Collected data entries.
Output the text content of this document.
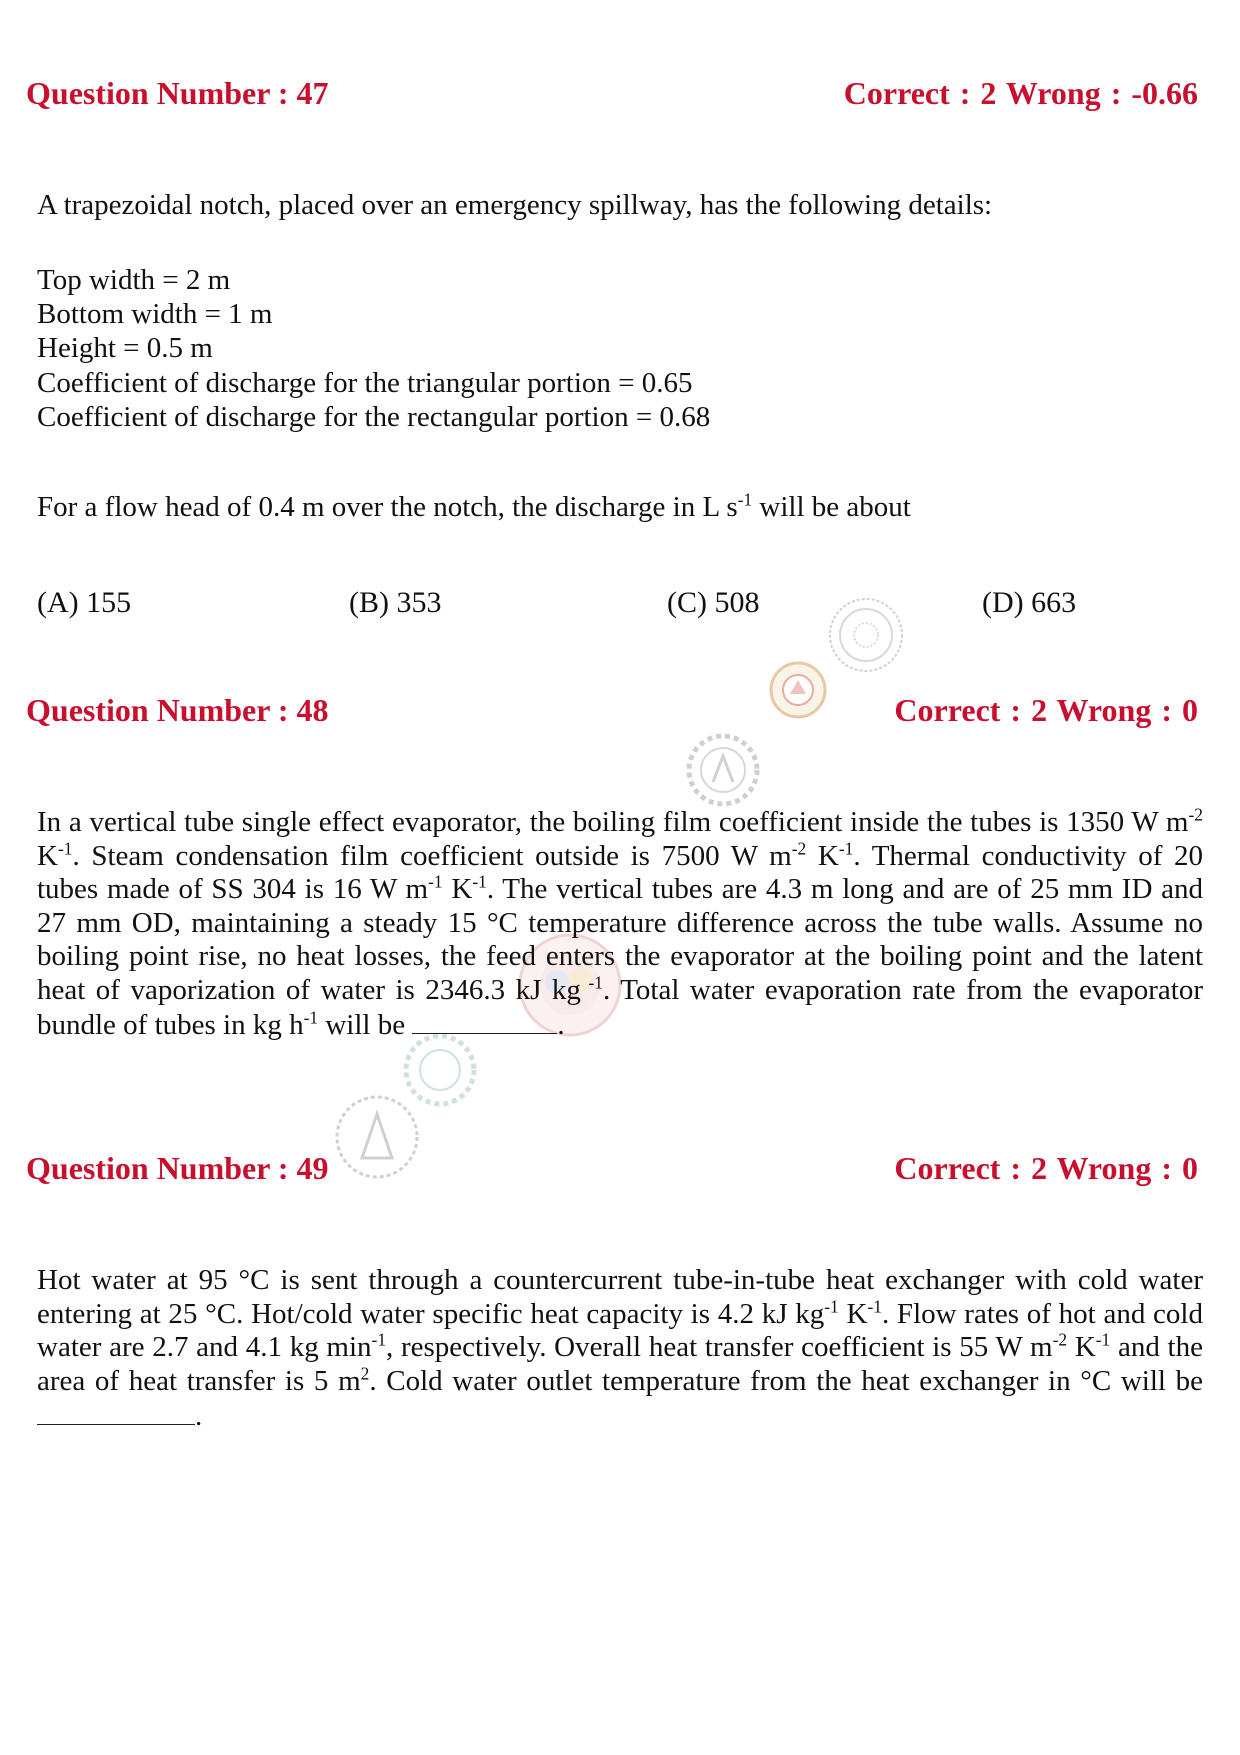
Question Number : 47	Correct : 2 Wrong : -0.66
A trapezoidal notch, placed over an emergency spillway, has the following details:
Top width = 2 m
Bottom width = 1 m
Height = 0.5 m
Coefficient of discharge for the triangular portion = 0.65
Coefficient of discharge for the rectangular portion = 0.68
For a flow head of 0.4 m over the notch, the discharge in L $s^{-1}$ will be about
(A) 155	(B) 353	(C) 508	(D) 663
Question Number : 48	Correct : 2 Wrong : 0
In a vertical tube single effect evaporator, the boiling film coefficient inside the tubes is 1350 W $m^{-2}$ $K^{-1}$. Steam condensation film coefficient outside is 7500 W $m^{-2}$ $K^{-1}$. Thermal conductivity of 20 tubes made of SS 304 is 16 W $m^{-1}$ $K^{-1}$. The vertical tubes are 4.3 m long and are of 25 mm ID and 27 mm OD, maintaining a steady 15 °C temperature difference across the tube walls. Assume no boiling point rise, no heat losses, the feed enters the evaporator at the boiling point and the latent heat of vaporization of water is 2346.3 kJ kg $^{-1}$. Total water evaporation rate from the evaporator bundle of tubes in kg $h^{-1}$ will be	.
Question Number : 49	Correct : 2 Wrong : 0
Hot water at 95 °C is sent through a countercurrent tube-in-tube heat exchanger with cold water entering at 25 °C. Hot/cold water specific heat capacity is 4.2 kJ $kg^{-1}$ $K^{-1}$. Flow rates of hot and cold water are 2.7 and 4.1 kg $\min^{-1}$, respectively. Overall heat transfer coefficient is 55 W $m^{-2}$ $K^{-1}$ and the area of heat transfer is 5 $m^2$. Cold water outlet temperature from the heat exchanger in °C will be .
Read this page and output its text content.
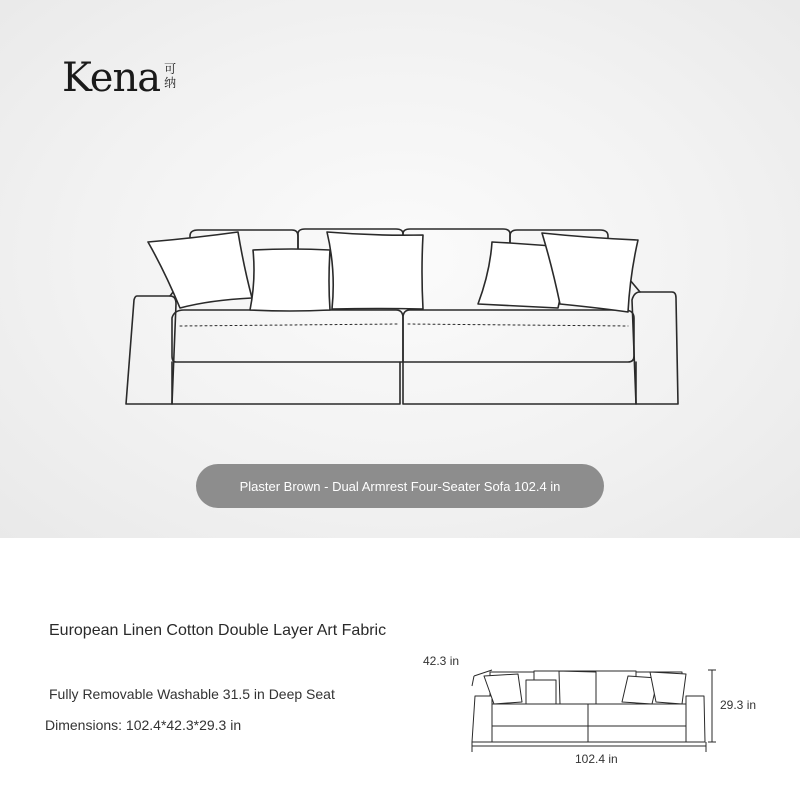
Kena 可纳
Plaster Brown - Dual Armrest Four-Seater Sofa 102.4 in
European Linen Cotton Double Layer Art Fabric
Fully Removable Washable 31.5 in Deep Seat
Dimensions: 102.4*42.3*29.3 in
42.3 in
29.3 in
102.4 in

PROBLEM TO SOLVE. Every line of the records that includes the word "Wrong" should be gathered.

PROBLEM SOLUTION.
Question Number : 47	Correct : 2 Wrong : -0.66
Question Number : 48	Correct : 2 Wrong : 0
Question Number : 49	Correct : 2 Wrong : 0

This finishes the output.